● WRITTEN TASK: Gather every line of the entries that includes the word "Next".

— start of RECORDS FOR THIS EXERCISE —

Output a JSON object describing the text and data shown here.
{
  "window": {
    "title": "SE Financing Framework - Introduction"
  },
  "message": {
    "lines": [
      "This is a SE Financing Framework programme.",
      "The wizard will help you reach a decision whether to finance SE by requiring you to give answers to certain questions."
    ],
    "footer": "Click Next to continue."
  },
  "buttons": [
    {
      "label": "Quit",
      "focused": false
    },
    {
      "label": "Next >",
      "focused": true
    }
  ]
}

— end of RECORDS FOR THIS EXERCISE —

● EXERCISE RESULT:
    "footer": "Click Next to continue."
      "label": "Next >",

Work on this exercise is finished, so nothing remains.